■ **STATED TASK**: Without the pictures, copy all the entries below exactly.

■ **MATERIALS PROVIDED**:
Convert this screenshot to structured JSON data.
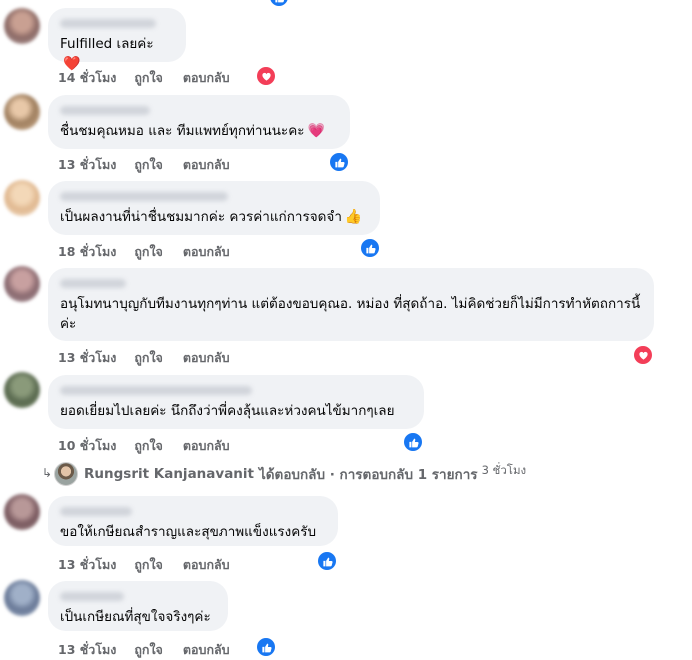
{
  "comments": [
    {
      "text": "Fulfilled เลยค่ะ",
      "emoji": "❤️",
      "time": "14 ชั่วโมง",
      "like": "ถูกใจ",
      "reply": "ตอบกลับ",
      "reaction": "heart"
    },
    {
      "text": "ชื่นชมคุณหมอ และ ทีมแพทย์ทุกท่านนะคะ",
      "emoji": "💗",
      "time": "13 ชั่วโมง",
      "like": "ถูกใจ",
      "reply": "ตอบกลับ",
      "reaction": "like"
    },
    {
      "text": "เป็นผลงานที่น่าชื่นชมมากค่ะ ควรค่าแก่การจดจำ",
      "emoji": "👍",
      "time": "18 ชั่วโมง",
      "like": "ถูกใจ",
      "reply": "ตอบกลับ",
      "reaction": "like"
    },
    {
      "text": "อนุโมทนาบุญกับทีมงานทุกๆท่าน แต่ต้องขอบคุณอ. หม่อง ที่สุดถ้าอ. ไม่คิดช่วยก็ไม่มีการทำหัตถการนี้ค่ะ",
      "emoji": "",
      "time": "13 ชั่วโมง",
      "like": "ถูกใจ",
      "reply": "ตอบกลับ",
      "reaction": "heart"
    },
    {
      "text": "ยอดเยี่ยมไปเลยค่ะ นึกถึงว่าพี่คงลุ้นและห่วงคนไข้มากๆเลย",
      "emoji": "",
      "time": "10 ชั่วโมง",
      "like": "ถูกใจ",
      "reply": "ตอบกลับ",
      "reaction": "like"
    },
    {
      "text": "ขอให้เกษียณสำราญและสุขภาพแข็งแรงครับ",
      "emoji": "",
      "time": "13 ชั่วโมง",
      "like": "ถูกใจ",
      "reply": "ตอบกลับ",
      "reaction": "like"
    },
    {
      "text": "เป็นเกษียณที่สุขใจจริงๆค่ะ",
      "emoji": "",
      "time": "13 ชั่วโมง",
      "like": "ถูกใจ",
      "reply": "ตอบกลับ",
      "reaction": "like"
    }
  ],
  "reply_summary": {
    "name": "Rungsrit Kanjanavanit",
    "text": "ได้ตอบกลับ · การตอบกลับ 1 รายการ",
    "time": "3 ชั่วโมง"
  },
  "colors": {
    "like": "#1877f2",
    "heart": "#f33e58",
    "bubble": "#f0f2f5",
    "meta": "#65676b"
  }
}
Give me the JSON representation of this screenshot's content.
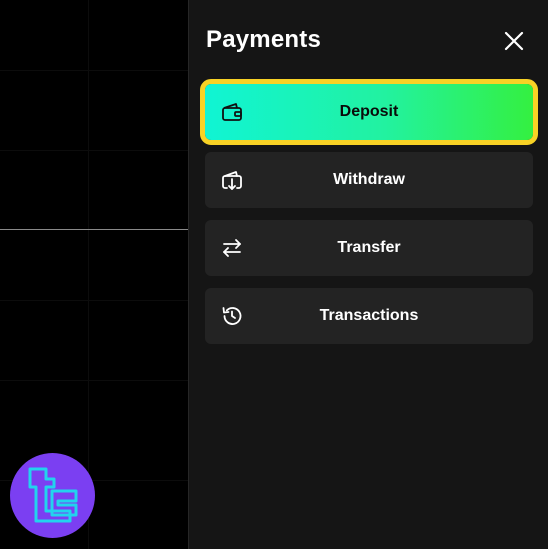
{
  "panel": {
    "title": "Payments",
    "close_icon": "close-icon"
  },
  "menu": {
    "items": [
      {
        "label": "Deposit",
        "icon": "wallet-icon",
        "active": true
      },
      {
        "label": "Withdraw",
        "icon": "withdraw-icon",
        "active": false
      },
      {
        "label": "Transfer",
        "icon": "transfer-arrows-icon",
        "active": false
      },
      {
        "label": "Transactions",
        "icon": "history-icon",
        "active": false
      }
    ]
  },
  "brand": {
    "logo_icon": "brand-logo-icon",
    "badge_color": "#7b3ff2",
    "logo_color": "#22d3ee"
  },
  "colors": {
    "panel_bg": "#151515",
    "item_bg": "#232323",
    "active_gradient_start": "#10f4d4",
    "active_gradient_end": "#34f040",
    "active_outline": "#f8d225"
  }
}
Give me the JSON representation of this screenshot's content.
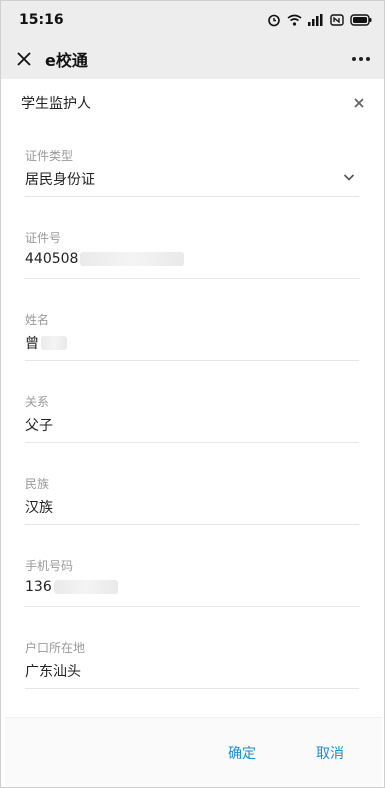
{
  "status": {
    "time": "15:16"
  },
  "appbar": {
    "title": "e校通"
  },
  "dialog": {
    "title": "学生监护人",
    "fields": [
      {
        "label": "证件类型",
        "value": "居民身份证"
      },
      {
        "label": "证件号",
        "value": "440508"
      },
      {
        "label": "姓名",
        "value": "曾"
      },
      {
        "label": "关系",
        "value": "父子"
      },
      {
        "label": "民族",
        "value": "汉族"
      },
      {
        "label": "手机号码",
        "value": "136"
      },
      {
        "label": "户口所在地",
        "value": "广东汕头"
      }
    ],
    "confirm_label": "确定",
    "cancel_label": "取消"
  },
  "colors": {
    "accent": "#1a8cd8",
    "bar_bg": "#ededed"
  },
  "icons": [
    "alarm-icon",
    "wifi-icon",
    "signal-icon",
    "nfc-icon",
    "battery-icon",
    "close-icon",
    "more-icon",
    "chevron-down-icon"
  ]
}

■ **FULL OUTPUT**:
Convert this screenshot to structured JSON data.
{
  "comments": [
    {
      "text": "Fulfilled เลยค่ะ",
      "emoji": "❤️",
      "time": "14 ชั่วโมง",
      "like": "ถูกใจ",
      "reply": "ตอบกลับ",
      "reaction": "heart"
    },
    {
      "text": "ชื่นชมคุณหมอ และ ทีมแพทย์ทุกท่านนะคะ",
      "emoji": "💗",
      "time": "13 ชั่วโมง",
      "like": "ถูกใจ",
      "reply": "ตอบกลับ",
      "reaction": "like"
    },
    {
      "text": "เป็นผลงานที่น่าชื่นชมมากค่ะ ควรค่าแก่การจดจำ",
      "emoji": "👍",
      "time": "18 ชั่วโมง",
      "like": "ถูกใจ",
      "reply": "ตอบกลับ",
      "reaction": "like"
    },
    {
      "text": "อนุโมทนาบุญกับทีมงานทุกๆท่าน แต่ต้องขอบคุณอ. หม่อง ที่สุดถ้าอ. ไม่คิดช่วยก็ไม่มีการทำหัตถการนี้ค่ะ",
      "emoji": "",
      "time": "13 ชั่วโมง",
      "like": "ถูกใจ",
      "reply": "ตอบกลับ",
      "reaction": "heart"
    },
    {
      "text": "ยอดเยี่ยมไปเลยค่ะ นึกถึงว่าพี่คงลุ้นและห่วงคนไข้มากๆเลย",
      "emoji": "",
      "time": "10 ชั่วโมง",
      "like": "ถูกใจ",
      "reply": "ตอบกลับ",
      "reaction": "like"
    },
    {
      "text": "ขอให้เกษียณสำราญและสุขภาพแข็งแรงครับ",
      "emoji": "",
      "time": "13 ชั่วโมง",
      "like": "ถูกใจ",
      "reply": "ตอบกลับ",
      "reaction": "like"
    },
    {
      "text": "เป็นเกษียณที่สุขใจจริงๆค่ะ",
      "emoji": "",
      "time": "13 ชั่วโมง",
      "like": "ถูกใจ",
      "reply": "ตอบกลับ",
      "reaction": "like"
    }
  ],
  "reply_summary": {
    "name": "Rungsrit Kanjanavanit",
    "text": "ได้ตอบกลับ · การตอบกลับ 1 รายการ",
    "time": "3 ชั่วโมง"
  },
  "colors": {
    "like": "#1877f2",
    "heart": "#f33e58",
    "bubble": "#f0f2f5",
    "meta": "#65676b"
  }
}
Give me the JSON representation of this screenshot's content.
{
  "panel": {
    "title": "Payments",
    "close_icon": "close-icon"
  },
  "menu": {
    "items": [
      {
        "label": "Deposit",
        "icon": "wallet-icon",
        "active": true
      },
      {
        "label": "Withdraw",
        "icon": "withdraw-icon",
        "active": false
      },
      {
        "label": "Transfer",
        "icon": "transfer-arrows-icon",
        "active": false
      },
      {
        "label": "Transactions",
        "icon": "history-icon",
        "active": false
      }
    ]
  },
  "brand": {
    "logo_icon": "brand-logo-icon",
    "badge_color": "#7b3ff2",
    "logo_color": "#22d3ee"
  },
  "colors": {
    "panel_bg": "#151515",
    "item_bg": "#232323",
    "active_gradient_start": "#10f4d4",
    "active_gradient_end": "#34f040",
    "active_outline": "#f8d225"
  }
}
Give me the JSON representation of this screenshot's content.
{
  "status": {
    "time": "15:16"
  },
  "appbar": {
    "title": "e校通"
  },
  "dialog": {
    "title": "学生监护人",
    "fields": [
      {
        "label": "证件类型",
        "value": "居民身份证"
      },
      {
        "label": "证件号",
        "value": "440508"
      },
      {
        "label": "姓名",
        "value": "曾"
      },
      {
        "label": "关系",
        "value": "父子"
      },
      {
        "label": "民族",
        "value": "汉族"
      },
      {
        "label": "手机号码",
        "value": "136"
      },
      {
        "label": "户口所在地",
        "value": "广东汕头"
      }
    ],
    "confirm_label": "确定",
    "cancel_label": "取消"
  },
  "colors": {
    "accent": "#1a8cd8",
    "bar_bg": "#ededed"
  },
  "icons": [
    "alarm-icon",
    "wifi-icon",
    "signal-icon",
    "nfc-icon",
    "battery-icon",
    "close-icon",
    "more-icon",
    "chevron-down-icon"
  ]
}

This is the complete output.